[Entries taken from a collection]
════════════════════
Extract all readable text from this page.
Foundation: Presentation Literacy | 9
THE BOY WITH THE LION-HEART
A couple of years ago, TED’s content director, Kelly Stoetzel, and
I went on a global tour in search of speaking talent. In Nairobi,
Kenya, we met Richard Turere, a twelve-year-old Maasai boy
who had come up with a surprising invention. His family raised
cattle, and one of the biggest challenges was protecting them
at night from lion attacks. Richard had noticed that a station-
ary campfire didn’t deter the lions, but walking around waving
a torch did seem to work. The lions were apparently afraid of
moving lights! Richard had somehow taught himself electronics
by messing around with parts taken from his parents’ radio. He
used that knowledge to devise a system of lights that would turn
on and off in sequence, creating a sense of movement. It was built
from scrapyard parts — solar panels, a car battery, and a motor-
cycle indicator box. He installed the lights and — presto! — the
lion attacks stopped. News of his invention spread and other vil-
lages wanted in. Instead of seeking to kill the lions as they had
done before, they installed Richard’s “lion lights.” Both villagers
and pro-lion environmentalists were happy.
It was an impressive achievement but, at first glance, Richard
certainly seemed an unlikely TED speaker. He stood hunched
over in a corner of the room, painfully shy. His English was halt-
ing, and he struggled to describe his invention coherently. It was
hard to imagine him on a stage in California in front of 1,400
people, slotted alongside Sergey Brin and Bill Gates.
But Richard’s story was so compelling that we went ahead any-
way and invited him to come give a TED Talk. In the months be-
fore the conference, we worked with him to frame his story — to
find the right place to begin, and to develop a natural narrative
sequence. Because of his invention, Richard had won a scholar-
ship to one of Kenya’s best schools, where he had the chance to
════════════════════
**Aim of the task:** Scan the material above. Return every line containing the string "Kenya".

**Final result:**
Kenya, we met Richard Turere, a twelve-year-old Maasai boy
ship to one of Kenya’s best schools, where he had the chance to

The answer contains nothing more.